__Collected data entries__

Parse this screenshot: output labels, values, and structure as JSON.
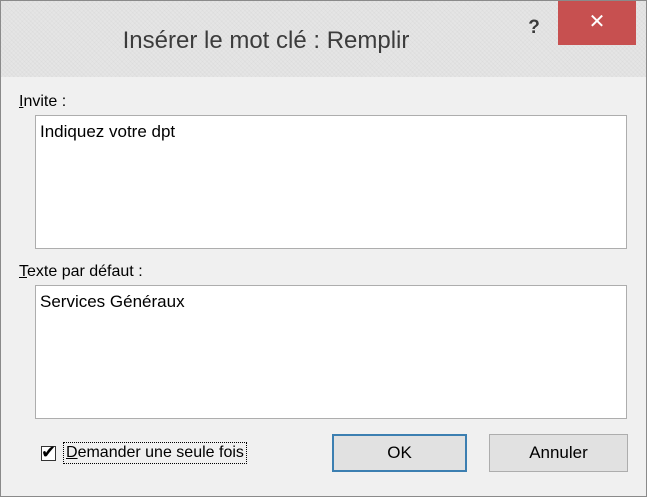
{
  "dialog": {
    "title": "Insérer le mot clé : Remplir",
    "help_label": "?",
    "close_label": "✕"
  },
  "prompt": {
    "label_accel": "I",
    "label_rest": "nvite :",
    "value": "Indiquez votre dpt"
  },
  "default_text": {
    "label_accel": "T",
    "label_rest": "exte par défaut :",
    "value": "Services Généraux"
  },
  "ask_once": {
    "checked": true,
    "check_glyph": "✔",
    "label_accel": "D",
    "label_rest": "emander une seule fois"
  },
  "buttons": {
    "ok_label": "OK",
    "cancel_label": "Annuler"
  },
  "colors": {
    "close_button": "#c75050",
    "default_button_border": "#3c7fb1",
    "window_background": "#f0f0f0"
  }
}
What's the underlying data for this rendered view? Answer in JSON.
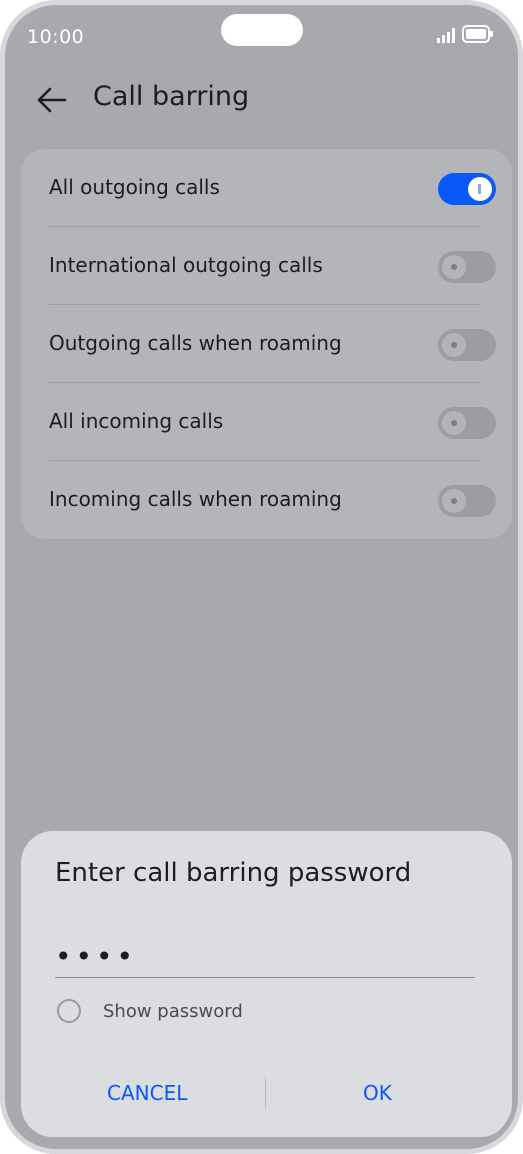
{
  "status_bar": {
    "time": "10:00",
    "icons": [
      "signal-icon",
      "battery-icon"
    ]
  },
  "header": {
    "back_icon": "arrow-left-icon",
    "title": "Call barring"
  },
  "settings": {
    "items": [
      {
        "label": "All outgoing calls",
        "enabled": true
      },
      {
        "label": "International outgoing calls",
        "enabled": false
      },
      {
        "label": "Outgoing calls when roaming",
        "enabled": false
      },
      {
        "label": "All incoming calls",
        "enabled": false
      },
      {
        "label": "Incoming calls when roaming",
        "enabled": false
      }
    ]
  },
  "dialog": {
    "title": "Enter call barring password",
    "password_value": "••••",
    "show_password_label": "Show password",
    "show_password_checked": false,
    "cancel_label": "CANCEL",
    "ok_label": "OK"
  },
  "colors": {
    "accent": "#0a59f7",
    "toggle_off": "#9c9da1",
    "dialog_bg": "#dcdde1"
  }
}
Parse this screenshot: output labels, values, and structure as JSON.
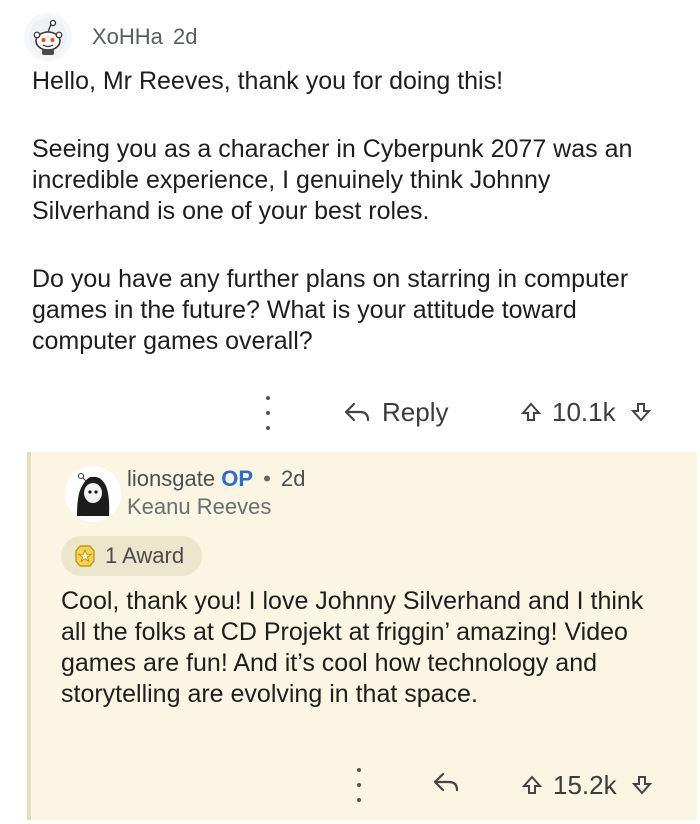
{
  "parent": {
    "username": "XoHHa",
    "age": "2d",
    "paragraphs": [
      "Hello, Mr Reeves, thank you for doing this!",
      "Seeing you as a characher in Cyberpunk 2077 was an incredible experience, I genuinely think Johnny Silverhand is one of your best roles.",
      "Do you have any further plans on starring in computer games in the future? What is your attitude toward computer games overall?"
    ],
    "reply_label": "Reply",
    "score": "10.1k"
  },
  "reply": {
    "username": "lionsgate",
    "op_tag": "OP",
    "separator": "•",
    "age": "2d",
    "flair": "Keanu Reeves",
    "award_label": "1 Award",
    "text": "Cool, thank you! I love Johnny Silverhand and I think all the folks at CD Projekt at friggin’ amazing! Video games are fun! And it’s cool how technology and storytelling are evolving in that space.",
    "score": "15.2k"
  },
  "colors": {
    "reply_background": "#faf6e3",
    "op_blue": "#2d6fc4",
    "thread_line": "#e6dfb6"
  }
}
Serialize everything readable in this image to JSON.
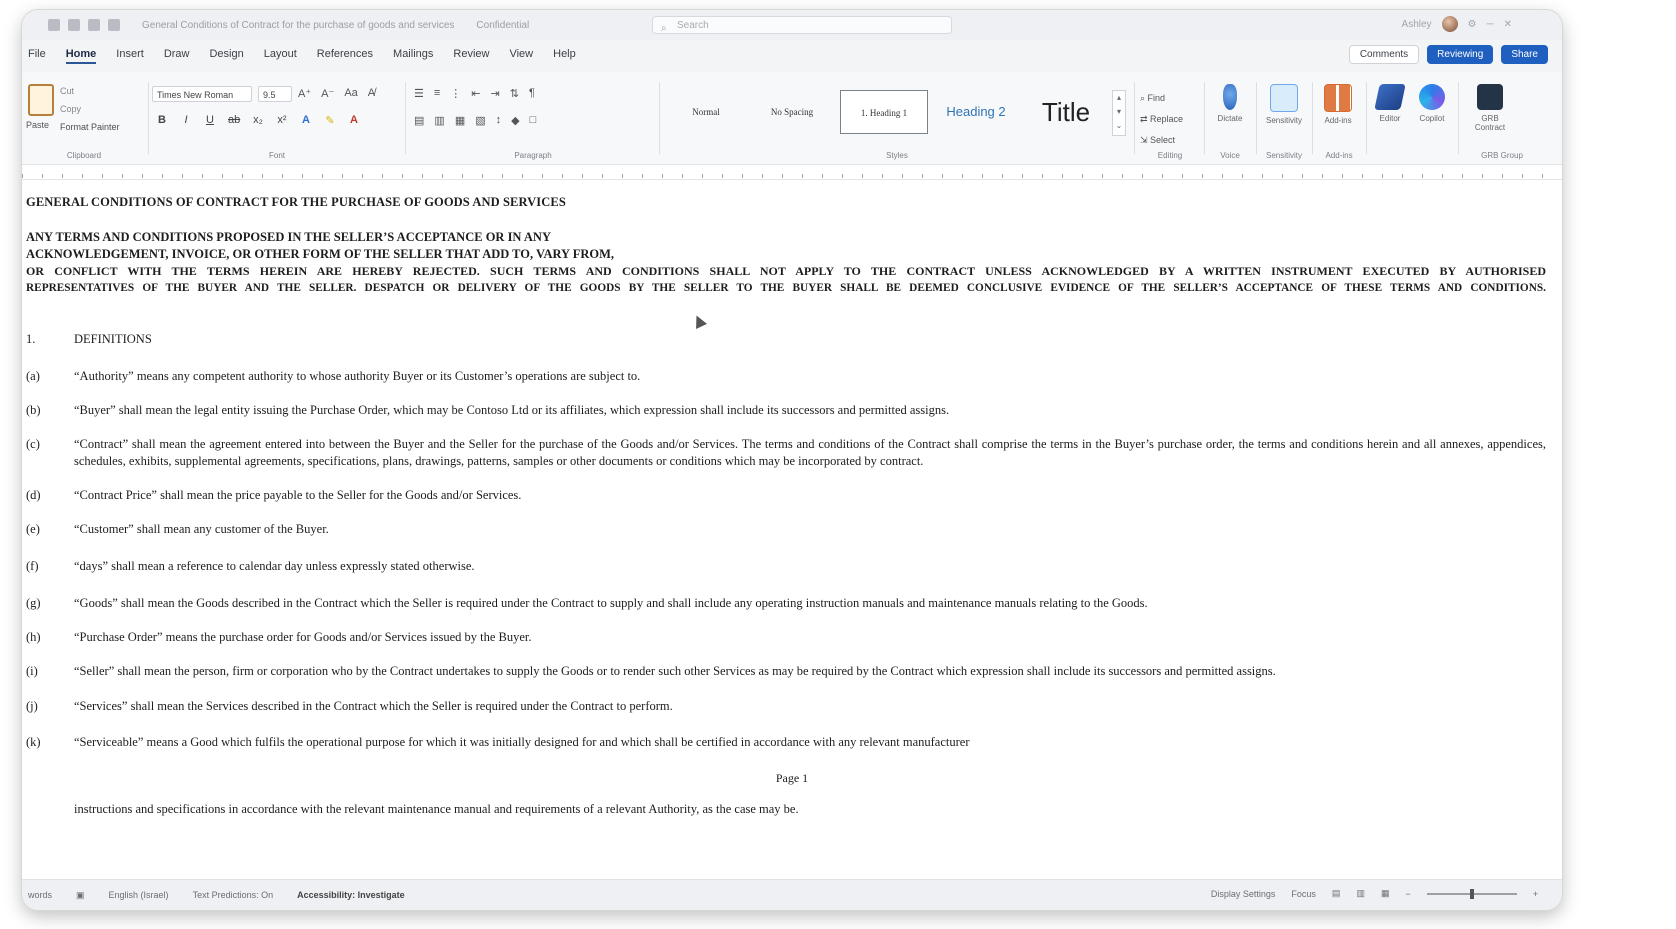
{
  "titlebar": {
    "doc_title": "General Conditions of Contract for the purchase of goods and services",
    "badge": "Confidential",
    "search_placeholder": "Search",
    "user_name": "Ashley"
  },
  "menubar": {
    "tabs": [
      "File",
      "Home",
      "Insert",
      "Draw",
      "Design",
      "Layout",
      "References",
      "Mailings",
      "Review",
      "View",
      "Help"
    ],
    "active_tab": "Home",
    "comments": "Comments",
    "reviewing": "Reviewing",
    "share": "Share"
  },
  "ribbon": {
    "clipboard": {
      "paste": "Paste",
      "cut": "Cut",
      "copy": "Copy",
      "format_painter": "Format Painter",
      "label": "Clipboard"
    },
    "font": {
      "family": "Times New Roman",
      "size": "9.5",
      "label": "Font"
    },
    "paragraph": {
      "label": "Paragraph"
    },
    "styles": {
      "normal": "Normal",
      "no_spacing": "No Spacing",
      "heading1": "1.  Heading 1",
      "heading2": "Heading 2",
      "title": "Title",
      "label": "Styles"
    },
    "editing": {
      "find": "Find",
      "replace": "Replace",
      "select": "Select",
      "label": "Editing"
    },
    "voice": {
      "dictate": "Dictate",
      "label": "Voice"
    },
    "sensitivity": {
      "name": "Sensitivity",
      "label": "Sensitivity"
    },
    "addins": {
      "name": "Add-ins",
      "label": "Add-ins"
    },
    "editor": "Editor",
    "copilot": "Copilot",
    "contract": {
      "name": "GRB Contract",
      "label": "GRB Group"
    }
  },
  "document": {
    "heading": "GENERAL CONDITIONS OF CONTRACT FOR THE PURCHASE OF GOODS AND SERVICES",
    "intro_line1": "ANY TERMS AND CONDITIONS PROPOSED IN THE SELLER’S ACCEPTANCE OR IN ANY",
    "intro_line2": "ACKNOWLEDGEMENT, INVOICE, OR OTHER FORM OF THE SELLER THAT ADD TO, VARY FROM,",
    "intro_line3": "OR CONFLICT WITH THE TERMS HEREIN ARE HEREBY REJECTED. SUCH TERMS AND CONDITIONS SHALL NOT APPLY TO THE CONTRACT UNLESS ACKNOWLEDGED BY A WRITTEN INSTRUMENT EXECUTED BY AUTHORISED",
    "intro_line4": "REPRESENTATIVES OF THE BUYER AND THE SELLER. DESPATCH OR DELIVERY OF THE GOODS BY THE SELLER TO THE BUYER SHALL BE DEEMED CONCLUSIVE EVIDENCE OF THE SELLER’S ACCEPTANCE OF THESE TERMS AND CONDITIONS.",
    "section_num": "1.",
    "section_title": "DEFINITIONS",
    "definitions": [
      {
        "label": "(a)",
        "text": "“Authority” means any competent authority to whose authority Buyer or its Customer’s operations are subject to."
      },
      {
        "label": "(b)",
        "text": "“Buyer” shall mean the legal entity issuing the Purchase Order, which may be Contoso Ltd or its affiliates, which expression shall include its successors and permitted assigns."
      },
      {
        "label": "(c)",
        "text": "“Contract” shall mean the agreement entered into between the Buyer and the Seller for the purchase of the Goods and/or Services. The terms and conditions of the Contract shall comprise the terms in the Buyer’s purchase order, the terms and conditions herein and all annexes, appendices, schedules, exhibits, supplemental agreements, specifications, plans, drawings, patterns, samples or other documents or conditions which may be incorporated by contract."
      },
      {
        "label": "(d)",
        "text": "“Contract Price” shall mean the price payable to the Seller for the Goods and/or Services."
      },
      {
        "label": "(e)",
        "text": "“Customer” shall mean any customer of the Buyer."
      },
      {
        "label": "(f)",
        "text": "“days” shall mean a reference to calendar day unless expressly stated otherwise."
      },
      {
        "label": "(g)",
        "text": "“Goods” shall mean the Goods described in the Contract which the Seller is required under the Contract to supply and shall include any operating instruction manuals and maintenance manuals relating to the Goods."
      },
      {
        "label": "(h)",
        "text": "“Purchase Order” means the purchase order for Goods and/or Services issued by the Buyer."
      },
      {
        "label": "(i)",
        "text": "“Seller” shall mean the person, firm or corporation who by the Contract undertakes to supply the Goods or to render such other Services as may be required by the Contract which expression shall include its successors and permitted assigns."
      },
      {
        "label": "(j)",
        "text": "“Services” shall mean the Services described in the Contract which the Seller is required under the Contract to perform."
      },
      {
        "label": "(k)",
        "text": "“Serviceable” means a Good which fulfils the operational purpose for which it was initially designed for and which shall be certified in accordance with any relevant manufacturer"
      }
    ],
    "page_label": "Page 1",
    "continuation": "instructions and specifications in accordance with the relevant maintenance manual and requirements of a relevant Authority, as the case may be."
  },
  "statusbar": {
    "words": "words",
    "language": "English (Israel)",
    "text_predictions": "Text Predictions: On",
    "accessibility": "Accessibility: Investigate",
    "display_settings": "Display Settings",
    "focus": "Focus"
  },
  "zoom_level": 0.5
}
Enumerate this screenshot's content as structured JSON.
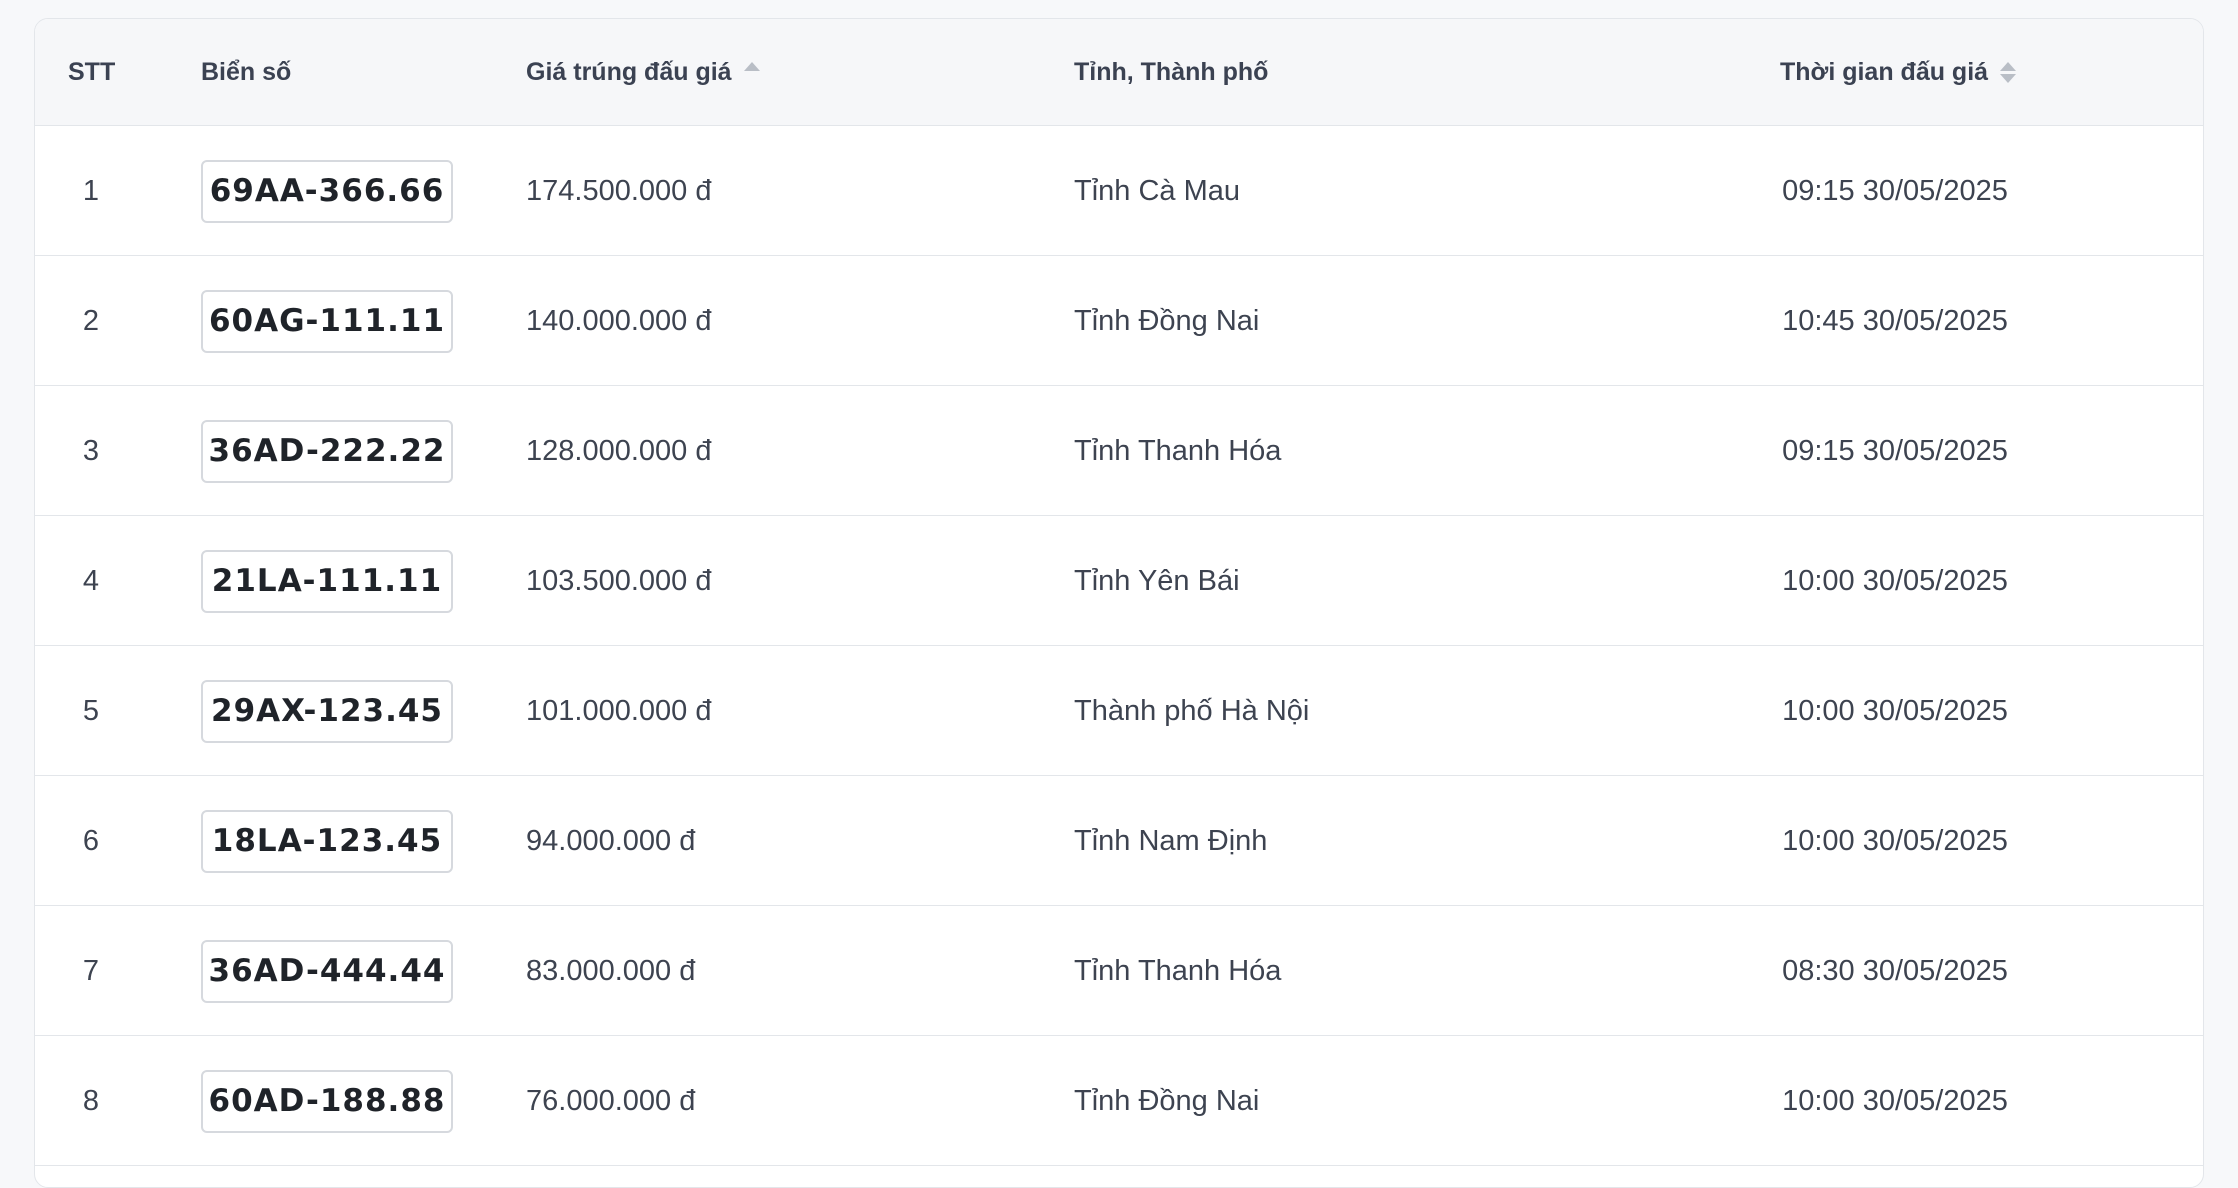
{
  "table": {
    "headers": {
      "stt": "STT",
      "plate": "Biển số",
      "price": "Giá trúng đấu giá",
      "province": "Tỉnh, Thành phố",
      "time": "Thời gian đấu giá"
    },
    "rows": [
      {
        "stt": "1",
        "plate": "69AA-366.66",
        "price": "174.500.000 đ",
        "province": "Tỉnh Cà Mau",
        "time": "09:15 30/05/2025"
      },
      {
        "stt": "2",
        "plate": "60AG-111.11",
        "price": "140.000.000 đ",
        "province": "Tỉnh Đồng Nai",
        "time": "10:45 30/05/2025"
      },
      {
        "stt": "3",
        "plate": "36AD-222.22",
        "price": "128.000.000 đ",
        "province": "Tỉnh Thanh Hóa",
        "time": "09:15 30/05/2025"
      },
      {
        "stt": "4",
        "plate": "21LA-111.11",
        "price": "103.500.000 đ",
        "province": "Tỉnh Yên Bái",
        "time": "10:00 30/05/2025"
      },
      {
        "stt": "5",
        "plate": "29AX-123.45",
        "price": "101.000.000 đ",
        "province": "Thành phố Hà Nội",
        "time": "10:00 30/05/2025"
      },
      {
        "stt": "6",
        "plate": "18LA-123.45",
        "price": "94.000.000 đ",
        "province": "Tỉnh Nam Định",
        "time": "10:00 30/05/2025"
      },
      {
        "stt": "7",
        "plate": "36AD-444.44",
        "price": "83.000.000 đ",
        "province": "Tỉnh Thanh Hóa",
        "time": "08:30 30/05/2025"
      },
      {
        "stt": "8",
        "plate": "60AD-188.88",
        "price": "76.000.000 đ",
        "province": "Tỉnh Đồng Nai",
        "time": "10:00 30/05/2025"
      }
    ]
  },
  "icons": {
    "price_sort": "sort-ascending-icon",
    "time_sort": "sort-icon"
  },
  "colors": {
    "header_bg": "#f6f7f9",
    "border": "#e3e6ea",
    "text": "#3d4350",
    "plate_text": "#1f2329"
  }
}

__WRITTEN PROBLEM__
Look through the data and gather every line with the string "assigns" in it.

__SOLVED EXERCISE__
        "text": "“Buyer” shall mean the legal entity issuing the Purchase Order, which may be Contoso Ltd or its affiliates, which expression shall include its successors and permitted assigns."
        "text": "“Seller” shall mean the person, firm or corporation who by the Contract undertakes to supply the Goods or to render such other Services as may be required by the Contract which expression shall include its successors and permitted assigns."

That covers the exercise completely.